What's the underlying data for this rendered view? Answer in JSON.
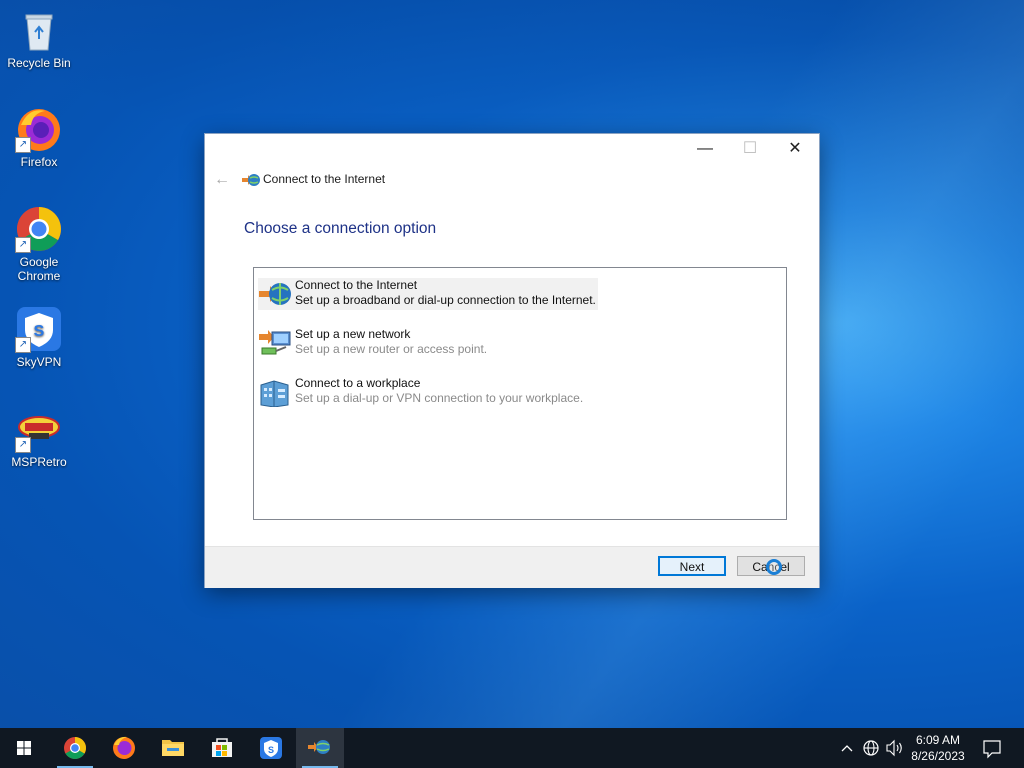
{
  "desktop": {
    "icons": [
      {
        "label": "Recycle Bin",
        "icon": "recycle-bin-icon"
      },
      {
        "label": "Firefox",
        "icon": "firefox-icon"
      },
      {
        "label": "Google Chrome",
        "icon": "chrome-icon"
      },
      {
        "label": "SkyVPN",
        "icon": "skyvpn-icon"
      },
      {
        "label": "MSPRetro",
        "icon": "mspretro-icon"
      }
    ]
  },
  "dialog": {
    "title": "Connect to the Internet",
    "heading": "Choose a connection option",
    "options": [
      {
        "title": "Connect to the Internet",
        "desc": "Set up a broadband or dial-up connection to the Internet.",
        "selected": true,
        "icon": "internet-globe-icon"
      },
      {
        "title": "Set up a new network",
        "desc": "Set up a new router or access point.",
        "selected": false,
        "icon": "new-network-icon"
      },
      {
        "title": "Connect to a workplace",
        "desc": "Set up a dial-up or VPN connection to your workplace.",
        "selected": false,
        "icon": "workplace-icon"
      }
    ],
    "buttons": {
      "next": "Next",
      "cancel": "Cancel"
    }
  },
  "taskbar": {
    "apps": [
      "start-icon",
      "chrome-icon",
      "firefox-icon",
      "file-explorer-icon",
      "microsoft-store-icon",
      "skyvpn-icon",
      "connect-internet-icon"
    ],
    "clock": {
      "time": "6:09 AM",
      "date": "8/26/2023"
    }
  }
}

=== GIVEN REQUEST ===
Exclude the pictures and transcribe all of the entries exactly.

=== RESULT FOR THIS EXERCISE ===
What's the underlying data for this rendered view? Answer in JSON.
{
  "desktop": {
    "icons": [
      {
        "label": "Recycle Bin",
        "icon": "recycle-bin-icon"
      },
      {
        "label": "Firefox",
        "icon": "firefox-icon"
      },
      {
        "label": "Google Chrome",
        "icon": "chrome-icon"
      },
      {
        "label": "SkyVPN",
        "icon": "skyvpn-icon"
      },
      {
        "label": "MSPRetro",
        "icon": "mspretro-icon"
      }
    ]
  },
  "dialog": {
    "title": "Connect to the Internet",
    "heading": "Choose a connection option",
    "options": [
      {
        "title": "Connect to the Internet",
        "desc": "Set up a broadband or dial-up connection to the Internet.",
        "selected": true,
        "icon": "internet-globe-icon"
      },
      {
        "title": "Set up a new network",
        "desc": "Set up a new router or access point.",
        "selected": false,
        "icon": "new-network-icon"
      },
      {
        "title": "Connect to a workplace",
        "desc": "Set up a dial-up or VPN connection to your workplace.",
        "selected": false,
        "icon": "workplace-icon"
      }
    ],
    "buttons": {
      "next": "Next",
      "cancel": "Cancel"
    }
  },
  "taskbar": {
    "apps": [
      "start-icon",
      "chrome-icon",
      "firefox-icon",
      "file-explorer-icon",
      "microsoft-store-icon",
      "skyvpn-icon",
      "connect-internet-icon"
    ],
    "clock": {
      "time": "6:09 AM",
      "date": "8/26/2023"
    }
  }
}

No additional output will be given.